Extracted data entries:
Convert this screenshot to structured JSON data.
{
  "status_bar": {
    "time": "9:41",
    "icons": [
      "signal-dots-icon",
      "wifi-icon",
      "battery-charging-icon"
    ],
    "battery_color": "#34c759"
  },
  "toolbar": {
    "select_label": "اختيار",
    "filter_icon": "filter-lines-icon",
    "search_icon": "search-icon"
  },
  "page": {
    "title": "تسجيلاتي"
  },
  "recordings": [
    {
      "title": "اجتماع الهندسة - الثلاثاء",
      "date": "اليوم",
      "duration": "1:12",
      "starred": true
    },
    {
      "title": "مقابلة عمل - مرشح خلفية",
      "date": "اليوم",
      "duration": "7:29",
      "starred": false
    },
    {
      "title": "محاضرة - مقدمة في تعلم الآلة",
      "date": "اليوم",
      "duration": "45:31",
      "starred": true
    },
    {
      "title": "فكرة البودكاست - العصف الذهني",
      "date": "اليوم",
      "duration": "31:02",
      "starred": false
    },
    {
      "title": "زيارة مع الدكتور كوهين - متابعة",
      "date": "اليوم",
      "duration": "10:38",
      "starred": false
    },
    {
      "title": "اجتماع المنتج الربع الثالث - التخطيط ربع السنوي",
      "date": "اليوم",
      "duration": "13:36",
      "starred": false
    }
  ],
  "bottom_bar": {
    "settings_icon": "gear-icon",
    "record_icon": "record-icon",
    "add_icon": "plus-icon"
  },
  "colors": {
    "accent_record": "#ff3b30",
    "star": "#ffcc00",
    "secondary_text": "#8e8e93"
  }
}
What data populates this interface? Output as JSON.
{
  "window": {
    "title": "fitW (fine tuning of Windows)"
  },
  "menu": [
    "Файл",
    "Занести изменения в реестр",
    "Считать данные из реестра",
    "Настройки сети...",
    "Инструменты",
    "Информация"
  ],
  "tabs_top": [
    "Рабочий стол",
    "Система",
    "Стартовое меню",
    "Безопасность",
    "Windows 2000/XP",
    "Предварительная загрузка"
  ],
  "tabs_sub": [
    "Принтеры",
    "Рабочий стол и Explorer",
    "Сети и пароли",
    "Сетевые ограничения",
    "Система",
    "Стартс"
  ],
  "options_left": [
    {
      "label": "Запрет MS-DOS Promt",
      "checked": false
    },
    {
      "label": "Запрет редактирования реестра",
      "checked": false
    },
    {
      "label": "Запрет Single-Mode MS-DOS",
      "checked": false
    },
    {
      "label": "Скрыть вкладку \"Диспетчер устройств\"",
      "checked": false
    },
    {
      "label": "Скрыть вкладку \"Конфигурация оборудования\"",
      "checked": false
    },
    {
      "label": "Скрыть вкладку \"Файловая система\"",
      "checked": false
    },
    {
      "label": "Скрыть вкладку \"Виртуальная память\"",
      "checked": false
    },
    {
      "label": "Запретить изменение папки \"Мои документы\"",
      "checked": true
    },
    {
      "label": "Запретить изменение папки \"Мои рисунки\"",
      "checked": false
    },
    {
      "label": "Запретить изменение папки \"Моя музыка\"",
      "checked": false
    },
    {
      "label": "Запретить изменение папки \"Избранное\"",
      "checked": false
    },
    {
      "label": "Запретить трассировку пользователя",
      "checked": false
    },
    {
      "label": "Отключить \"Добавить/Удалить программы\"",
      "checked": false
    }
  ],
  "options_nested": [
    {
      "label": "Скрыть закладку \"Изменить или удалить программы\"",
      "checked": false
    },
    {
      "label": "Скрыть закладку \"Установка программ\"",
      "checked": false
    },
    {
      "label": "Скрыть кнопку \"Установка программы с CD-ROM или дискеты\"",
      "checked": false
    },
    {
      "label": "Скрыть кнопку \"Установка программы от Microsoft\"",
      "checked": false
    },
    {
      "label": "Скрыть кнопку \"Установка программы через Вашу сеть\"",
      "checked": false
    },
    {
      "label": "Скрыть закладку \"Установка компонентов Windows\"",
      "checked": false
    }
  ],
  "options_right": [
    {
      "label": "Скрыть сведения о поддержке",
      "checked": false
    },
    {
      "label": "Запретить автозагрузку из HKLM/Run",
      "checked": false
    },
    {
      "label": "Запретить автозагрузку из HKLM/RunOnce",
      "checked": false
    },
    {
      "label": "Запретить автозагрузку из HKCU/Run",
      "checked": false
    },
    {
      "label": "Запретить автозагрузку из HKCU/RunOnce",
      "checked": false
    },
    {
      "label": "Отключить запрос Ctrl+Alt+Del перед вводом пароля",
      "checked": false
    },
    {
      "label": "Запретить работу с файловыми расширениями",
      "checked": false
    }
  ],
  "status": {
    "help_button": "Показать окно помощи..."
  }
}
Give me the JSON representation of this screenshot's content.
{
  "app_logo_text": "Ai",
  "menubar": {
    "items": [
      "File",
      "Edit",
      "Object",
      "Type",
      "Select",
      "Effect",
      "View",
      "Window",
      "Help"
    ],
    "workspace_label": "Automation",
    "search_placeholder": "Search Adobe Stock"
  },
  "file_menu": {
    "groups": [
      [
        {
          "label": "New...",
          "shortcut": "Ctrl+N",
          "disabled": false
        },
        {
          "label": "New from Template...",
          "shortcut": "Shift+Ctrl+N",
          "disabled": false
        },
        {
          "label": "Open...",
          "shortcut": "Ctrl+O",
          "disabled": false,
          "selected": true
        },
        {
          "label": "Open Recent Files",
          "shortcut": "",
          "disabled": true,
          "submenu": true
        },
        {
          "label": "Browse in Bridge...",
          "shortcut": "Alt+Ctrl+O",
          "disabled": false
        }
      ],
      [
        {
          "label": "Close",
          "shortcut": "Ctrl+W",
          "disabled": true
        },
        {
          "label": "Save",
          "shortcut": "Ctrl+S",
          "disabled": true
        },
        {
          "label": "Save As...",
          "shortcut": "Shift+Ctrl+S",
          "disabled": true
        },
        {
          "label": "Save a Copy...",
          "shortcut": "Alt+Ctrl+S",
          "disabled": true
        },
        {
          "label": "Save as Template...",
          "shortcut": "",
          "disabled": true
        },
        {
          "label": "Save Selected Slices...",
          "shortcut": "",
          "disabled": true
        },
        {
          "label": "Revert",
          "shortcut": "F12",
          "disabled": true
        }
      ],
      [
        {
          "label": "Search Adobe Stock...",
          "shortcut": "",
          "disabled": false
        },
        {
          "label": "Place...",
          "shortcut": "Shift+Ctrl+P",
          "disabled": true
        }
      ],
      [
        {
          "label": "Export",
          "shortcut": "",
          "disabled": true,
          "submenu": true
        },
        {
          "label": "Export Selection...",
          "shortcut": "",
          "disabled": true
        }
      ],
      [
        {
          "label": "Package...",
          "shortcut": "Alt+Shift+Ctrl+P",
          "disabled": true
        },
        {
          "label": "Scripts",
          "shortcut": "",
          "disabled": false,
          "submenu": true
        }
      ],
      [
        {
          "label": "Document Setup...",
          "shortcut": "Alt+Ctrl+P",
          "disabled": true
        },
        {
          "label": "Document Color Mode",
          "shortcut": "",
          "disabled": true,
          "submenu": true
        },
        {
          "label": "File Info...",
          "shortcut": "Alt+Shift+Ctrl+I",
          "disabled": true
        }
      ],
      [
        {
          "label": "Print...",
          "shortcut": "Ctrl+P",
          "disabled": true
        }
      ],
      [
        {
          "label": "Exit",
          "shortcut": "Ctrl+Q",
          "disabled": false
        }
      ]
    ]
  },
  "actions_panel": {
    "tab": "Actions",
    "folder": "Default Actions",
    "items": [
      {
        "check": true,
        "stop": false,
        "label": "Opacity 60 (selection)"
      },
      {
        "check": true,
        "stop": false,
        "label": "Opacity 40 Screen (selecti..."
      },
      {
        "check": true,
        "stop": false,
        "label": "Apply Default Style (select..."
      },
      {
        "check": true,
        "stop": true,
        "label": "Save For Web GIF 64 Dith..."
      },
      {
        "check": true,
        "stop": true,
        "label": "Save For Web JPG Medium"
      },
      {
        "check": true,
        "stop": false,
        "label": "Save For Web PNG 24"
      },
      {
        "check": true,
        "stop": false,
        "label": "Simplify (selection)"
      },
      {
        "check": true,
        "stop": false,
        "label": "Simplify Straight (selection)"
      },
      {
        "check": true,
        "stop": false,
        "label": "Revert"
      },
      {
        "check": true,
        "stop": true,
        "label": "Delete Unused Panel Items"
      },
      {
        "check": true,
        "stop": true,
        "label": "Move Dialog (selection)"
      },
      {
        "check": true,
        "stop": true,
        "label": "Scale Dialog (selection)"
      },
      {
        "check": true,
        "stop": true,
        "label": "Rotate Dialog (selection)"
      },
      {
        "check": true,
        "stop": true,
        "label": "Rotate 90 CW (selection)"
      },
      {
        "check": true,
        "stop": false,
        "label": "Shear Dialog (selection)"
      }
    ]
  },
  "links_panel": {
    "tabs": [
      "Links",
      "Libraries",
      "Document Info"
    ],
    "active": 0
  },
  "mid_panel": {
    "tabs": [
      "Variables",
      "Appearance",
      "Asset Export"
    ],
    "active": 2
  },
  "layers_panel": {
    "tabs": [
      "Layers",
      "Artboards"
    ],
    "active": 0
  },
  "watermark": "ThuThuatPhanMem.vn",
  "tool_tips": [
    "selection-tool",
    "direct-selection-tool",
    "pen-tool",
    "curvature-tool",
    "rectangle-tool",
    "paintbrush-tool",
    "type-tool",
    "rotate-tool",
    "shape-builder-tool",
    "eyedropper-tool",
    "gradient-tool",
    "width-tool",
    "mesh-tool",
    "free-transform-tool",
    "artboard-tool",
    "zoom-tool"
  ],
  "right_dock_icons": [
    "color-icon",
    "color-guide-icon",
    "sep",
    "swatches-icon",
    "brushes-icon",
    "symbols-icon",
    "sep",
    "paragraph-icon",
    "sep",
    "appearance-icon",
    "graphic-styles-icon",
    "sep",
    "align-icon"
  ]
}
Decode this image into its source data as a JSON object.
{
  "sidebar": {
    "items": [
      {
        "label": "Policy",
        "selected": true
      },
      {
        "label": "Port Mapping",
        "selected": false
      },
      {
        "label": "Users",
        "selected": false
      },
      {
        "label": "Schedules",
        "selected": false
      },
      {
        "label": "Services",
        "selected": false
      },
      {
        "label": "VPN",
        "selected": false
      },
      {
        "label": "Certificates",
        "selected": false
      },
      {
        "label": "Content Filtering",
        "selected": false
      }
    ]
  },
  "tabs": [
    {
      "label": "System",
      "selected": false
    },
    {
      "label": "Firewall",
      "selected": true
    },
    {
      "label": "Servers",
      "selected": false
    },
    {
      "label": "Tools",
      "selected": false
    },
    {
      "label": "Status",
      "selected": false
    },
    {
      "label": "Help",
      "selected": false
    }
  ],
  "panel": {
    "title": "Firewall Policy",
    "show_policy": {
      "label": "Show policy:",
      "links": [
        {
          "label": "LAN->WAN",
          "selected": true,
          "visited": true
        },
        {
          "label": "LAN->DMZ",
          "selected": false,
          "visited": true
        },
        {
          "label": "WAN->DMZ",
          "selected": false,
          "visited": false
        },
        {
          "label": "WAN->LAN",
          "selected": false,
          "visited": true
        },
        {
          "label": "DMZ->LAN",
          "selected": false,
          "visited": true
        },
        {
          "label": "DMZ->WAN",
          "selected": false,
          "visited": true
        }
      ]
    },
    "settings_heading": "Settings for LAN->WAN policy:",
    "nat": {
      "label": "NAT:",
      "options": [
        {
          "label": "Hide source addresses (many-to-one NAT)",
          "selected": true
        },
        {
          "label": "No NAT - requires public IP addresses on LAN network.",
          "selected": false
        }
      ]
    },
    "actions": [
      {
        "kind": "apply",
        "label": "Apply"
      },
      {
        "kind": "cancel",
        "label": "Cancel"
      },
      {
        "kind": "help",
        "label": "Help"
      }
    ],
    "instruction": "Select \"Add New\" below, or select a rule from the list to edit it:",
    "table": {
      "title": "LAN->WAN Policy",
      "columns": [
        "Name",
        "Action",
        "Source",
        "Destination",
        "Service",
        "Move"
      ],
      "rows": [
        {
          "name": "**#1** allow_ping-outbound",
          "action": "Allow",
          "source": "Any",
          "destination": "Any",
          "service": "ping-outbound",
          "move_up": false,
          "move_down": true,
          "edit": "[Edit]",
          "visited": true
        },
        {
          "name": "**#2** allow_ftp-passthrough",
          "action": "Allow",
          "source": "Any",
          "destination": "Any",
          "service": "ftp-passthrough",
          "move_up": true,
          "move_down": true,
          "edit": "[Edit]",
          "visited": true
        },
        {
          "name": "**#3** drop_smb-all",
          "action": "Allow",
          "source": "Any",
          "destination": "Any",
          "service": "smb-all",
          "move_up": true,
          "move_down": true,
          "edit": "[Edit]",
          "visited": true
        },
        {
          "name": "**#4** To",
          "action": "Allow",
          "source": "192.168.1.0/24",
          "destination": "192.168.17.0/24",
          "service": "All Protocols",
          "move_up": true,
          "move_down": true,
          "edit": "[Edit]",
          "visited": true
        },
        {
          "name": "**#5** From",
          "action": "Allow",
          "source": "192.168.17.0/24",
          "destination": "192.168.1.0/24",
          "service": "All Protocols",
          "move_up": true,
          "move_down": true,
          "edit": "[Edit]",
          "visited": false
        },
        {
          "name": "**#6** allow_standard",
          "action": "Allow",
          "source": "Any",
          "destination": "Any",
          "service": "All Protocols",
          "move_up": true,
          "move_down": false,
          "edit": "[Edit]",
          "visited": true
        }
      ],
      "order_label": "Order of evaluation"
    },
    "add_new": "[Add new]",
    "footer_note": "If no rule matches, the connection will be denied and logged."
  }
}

◆ **TASK DIRECTIONS**: From the listing above, copy every line that holds the string "RunOnce".

◆ **COMPLETE OUTPUT**:
      "label": "Запретить автозагрузку из HKLM/RunOnce",
      "label": "Запретить автозагрузку из HKCU/RunOnce",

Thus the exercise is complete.